** start STORED RECORDS **

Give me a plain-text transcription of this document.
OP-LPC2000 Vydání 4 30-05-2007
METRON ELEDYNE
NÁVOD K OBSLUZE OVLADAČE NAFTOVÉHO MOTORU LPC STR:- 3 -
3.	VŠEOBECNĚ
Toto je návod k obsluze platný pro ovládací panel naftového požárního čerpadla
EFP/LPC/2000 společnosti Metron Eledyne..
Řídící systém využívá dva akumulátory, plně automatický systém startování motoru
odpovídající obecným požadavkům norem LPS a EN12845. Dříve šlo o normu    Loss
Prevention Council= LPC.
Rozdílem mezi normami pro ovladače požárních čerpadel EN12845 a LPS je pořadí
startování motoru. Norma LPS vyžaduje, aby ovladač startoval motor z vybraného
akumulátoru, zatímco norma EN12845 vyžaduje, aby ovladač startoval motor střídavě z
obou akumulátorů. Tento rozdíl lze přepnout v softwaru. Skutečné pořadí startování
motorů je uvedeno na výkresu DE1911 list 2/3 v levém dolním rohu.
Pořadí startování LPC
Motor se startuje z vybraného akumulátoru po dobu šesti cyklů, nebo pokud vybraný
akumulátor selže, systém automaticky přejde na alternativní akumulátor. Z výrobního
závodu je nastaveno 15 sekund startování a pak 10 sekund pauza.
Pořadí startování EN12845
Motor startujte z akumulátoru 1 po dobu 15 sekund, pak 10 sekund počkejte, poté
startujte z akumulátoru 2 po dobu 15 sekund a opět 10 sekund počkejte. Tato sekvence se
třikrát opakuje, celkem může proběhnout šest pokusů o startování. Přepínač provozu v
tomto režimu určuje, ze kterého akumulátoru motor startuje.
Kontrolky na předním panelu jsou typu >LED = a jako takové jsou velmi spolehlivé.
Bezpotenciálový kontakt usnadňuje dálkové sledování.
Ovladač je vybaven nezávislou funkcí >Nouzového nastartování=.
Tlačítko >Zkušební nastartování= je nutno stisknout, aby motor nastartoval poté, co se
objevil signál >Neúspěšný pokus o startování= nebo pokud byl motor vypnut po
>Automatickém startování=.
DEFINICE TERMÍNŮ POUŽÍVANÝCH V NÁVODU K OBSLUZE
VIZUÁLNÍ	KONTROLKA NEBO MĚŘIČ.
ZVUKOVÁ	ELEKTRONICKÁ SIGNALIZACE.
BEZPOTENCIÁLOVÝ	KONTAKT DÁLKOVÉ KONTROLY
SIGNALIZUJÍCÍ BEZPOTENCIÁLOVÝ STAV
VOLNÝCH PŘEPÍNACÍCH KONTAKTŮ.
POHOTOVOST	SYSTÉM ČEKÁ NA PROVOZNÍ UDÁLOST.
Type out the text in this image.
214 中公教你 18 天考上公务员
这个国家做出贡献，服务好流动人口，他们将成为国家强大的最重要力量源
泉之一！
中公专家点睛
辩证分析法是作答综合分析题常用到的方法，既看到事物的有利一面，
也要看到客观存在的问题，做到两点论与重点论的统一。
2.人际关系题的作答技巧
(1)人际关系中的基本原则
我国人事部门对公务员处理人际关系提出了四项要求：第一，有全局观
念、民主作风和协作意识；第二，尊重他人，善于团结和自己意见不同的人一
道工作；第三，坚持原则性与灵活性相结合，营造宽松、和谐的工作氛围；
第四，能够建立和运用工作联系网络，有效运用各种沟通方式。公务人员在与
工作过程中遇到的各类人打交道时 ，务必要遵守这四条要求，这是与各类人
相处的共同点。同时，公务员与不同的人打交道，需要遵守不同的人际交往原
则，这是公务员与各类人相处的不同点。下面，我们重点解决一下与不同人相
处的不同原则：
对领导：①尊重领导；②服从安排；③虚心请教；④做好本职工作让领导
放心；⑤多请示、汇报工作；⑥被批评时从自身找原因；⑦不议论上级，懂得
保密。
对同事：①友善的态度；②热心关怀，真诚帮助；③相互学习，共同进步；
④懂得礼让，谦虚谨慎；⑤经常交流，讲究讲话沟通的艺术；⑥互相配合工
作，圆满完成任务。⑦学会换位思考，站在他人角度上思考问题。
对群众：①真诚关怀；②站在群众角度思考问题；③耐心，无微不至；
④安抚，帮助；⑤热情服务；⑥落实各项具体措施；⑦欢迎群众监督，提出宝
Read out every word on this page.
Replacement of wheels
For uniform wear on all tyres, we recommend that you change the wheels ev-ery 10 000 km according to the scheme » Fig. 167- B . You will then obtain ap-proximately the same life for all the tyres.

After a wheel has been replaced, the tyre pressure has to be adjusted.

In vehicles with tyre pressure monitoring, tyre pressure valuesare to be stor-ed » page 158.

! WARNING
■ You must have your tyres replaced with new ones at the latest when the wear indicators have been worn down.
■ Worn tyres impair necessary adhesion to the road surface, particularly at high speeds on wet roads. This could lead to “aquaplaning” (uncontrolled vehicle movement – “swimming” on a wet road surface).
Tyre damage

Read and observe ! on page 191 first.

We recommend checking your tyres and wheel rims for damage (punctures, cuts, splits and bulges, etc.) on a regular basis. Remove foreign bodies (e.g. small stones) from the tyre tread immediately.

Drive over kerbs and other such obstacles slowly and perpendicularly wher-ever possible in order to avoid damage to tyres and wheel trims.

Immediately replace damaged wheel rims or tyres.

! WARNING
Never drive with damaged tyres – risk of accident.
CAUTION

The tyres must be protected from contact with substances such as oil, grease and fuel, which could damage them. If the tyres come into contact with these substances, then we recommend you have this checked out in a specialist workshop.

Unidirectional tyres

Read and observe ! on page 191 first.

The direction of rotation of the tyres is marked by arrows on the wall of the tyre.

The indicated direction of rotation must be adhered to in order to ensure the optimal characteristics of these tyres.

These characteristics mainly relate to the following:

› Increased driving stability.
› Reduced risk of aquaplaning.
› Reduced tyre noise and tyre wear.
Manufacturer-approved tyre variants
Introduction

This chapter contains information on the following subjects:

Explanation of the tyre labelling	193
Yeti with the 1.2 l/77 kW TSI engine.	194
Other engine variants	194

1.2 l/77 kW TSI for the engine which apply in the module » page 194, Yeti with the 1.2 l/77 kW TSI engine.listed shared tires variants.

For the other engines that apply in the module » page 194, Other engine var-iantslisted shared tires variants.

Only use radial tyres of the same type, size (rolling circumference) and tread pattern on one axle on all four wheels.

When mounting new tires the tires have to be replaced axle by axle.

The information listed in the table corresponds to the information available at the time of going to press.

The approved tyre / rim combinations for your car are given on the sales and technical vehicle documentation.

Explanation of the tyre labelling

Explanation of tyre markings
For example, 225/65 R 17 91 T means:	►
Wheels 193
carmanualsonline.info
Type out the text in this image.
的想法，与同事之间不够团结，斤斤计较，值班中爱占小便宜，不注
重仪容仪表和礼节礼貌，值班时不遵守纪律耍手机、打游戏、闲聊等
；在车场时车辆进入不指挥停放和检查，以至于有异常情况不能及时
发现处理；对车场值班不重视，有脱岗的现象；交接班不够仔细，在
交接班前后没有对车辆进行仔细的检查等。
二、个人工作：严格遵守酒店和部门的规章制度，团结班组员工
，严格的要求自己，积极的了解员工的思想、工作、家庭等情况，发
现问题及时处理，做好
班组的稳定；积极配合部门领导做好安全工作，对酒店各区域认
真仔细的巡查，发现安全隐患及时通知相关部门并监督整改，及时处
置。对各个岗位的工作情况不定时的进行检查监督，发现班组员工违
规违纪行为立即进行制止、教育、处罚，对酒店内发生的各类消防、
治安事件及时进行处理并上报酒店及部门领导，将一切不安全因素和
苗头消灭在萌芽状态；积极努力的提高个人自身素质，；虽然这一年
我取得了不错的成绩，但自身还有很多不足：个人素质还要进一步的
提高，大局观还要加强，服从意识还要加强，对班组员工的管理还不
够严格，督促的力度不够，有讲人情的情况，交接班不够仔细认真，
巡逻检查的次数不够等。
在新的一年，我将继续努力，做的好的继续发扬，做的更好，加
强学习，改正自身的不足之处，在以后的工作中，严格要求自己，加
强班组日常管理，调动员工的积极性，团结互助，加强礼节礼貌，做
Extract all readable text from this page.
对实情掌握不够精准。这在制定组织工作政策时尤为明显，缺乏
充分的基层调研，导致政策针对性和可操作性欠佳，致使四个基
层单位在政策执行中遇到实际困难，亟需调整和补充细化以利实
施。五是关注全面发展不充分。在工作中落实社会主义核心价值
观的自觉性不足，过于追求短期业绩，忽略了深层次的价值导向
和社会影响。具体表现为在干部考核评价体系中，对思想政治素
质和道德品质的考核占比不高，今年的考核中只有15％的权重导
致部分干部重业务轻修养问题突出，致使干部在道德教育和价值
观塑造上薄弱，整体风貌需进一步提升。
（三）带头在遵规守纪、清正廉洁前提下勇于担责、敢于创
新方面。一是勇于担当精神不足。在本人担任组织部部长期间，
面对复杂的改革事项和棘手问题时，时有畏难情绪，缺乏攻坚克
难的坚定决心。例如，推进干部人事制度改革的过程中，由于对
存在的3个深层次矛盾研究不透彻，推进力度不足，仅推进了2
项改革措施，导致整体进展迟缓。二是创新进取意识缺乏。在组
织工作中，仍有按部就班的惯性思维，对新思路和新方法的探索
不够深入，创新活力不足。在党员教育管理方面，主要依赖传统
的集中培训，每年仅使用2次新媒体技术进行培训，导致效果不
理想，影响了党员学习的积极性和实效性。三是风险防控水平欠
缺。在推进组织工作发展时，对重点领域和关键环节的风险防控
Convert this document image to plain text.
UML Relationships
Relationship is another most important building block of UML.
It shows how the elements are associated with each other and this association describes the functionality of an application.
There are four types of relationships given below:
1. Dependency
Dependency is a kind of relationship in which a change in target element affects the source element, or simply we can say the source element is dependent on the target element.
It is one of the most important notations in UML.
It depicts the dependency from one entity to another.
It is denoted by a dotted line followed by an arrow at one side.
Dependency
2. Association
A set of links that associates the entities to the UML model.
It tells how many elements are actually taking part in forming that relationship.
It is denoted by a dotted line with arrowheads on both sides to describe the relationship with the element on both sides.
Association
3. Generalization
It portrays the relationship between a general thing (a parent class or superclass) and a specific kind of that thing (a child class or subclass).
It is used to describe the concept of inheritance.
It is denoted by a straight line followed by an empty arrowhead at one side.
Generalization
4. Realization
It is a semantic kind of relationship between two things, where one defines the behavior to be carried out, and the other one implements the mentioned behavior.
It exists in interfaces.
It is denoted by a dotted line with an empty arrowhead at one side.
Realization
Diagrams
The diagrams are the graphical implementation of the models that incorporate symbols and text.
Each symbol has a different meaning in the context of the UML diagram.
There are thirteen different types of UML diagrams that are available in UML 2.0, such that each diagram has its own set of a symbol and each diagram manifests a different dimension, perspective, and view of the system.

** end STORED RECORDS **

For each line of the listing that holds the word "poté", show that line.

Motor startujte z akumulátoru 1 po dobu 15 sekund, pak 10 sekund počkejte, poté
Tlačítko >Zkušební nastartování= je nutno stisknout, aby motor nastartoval poté, co se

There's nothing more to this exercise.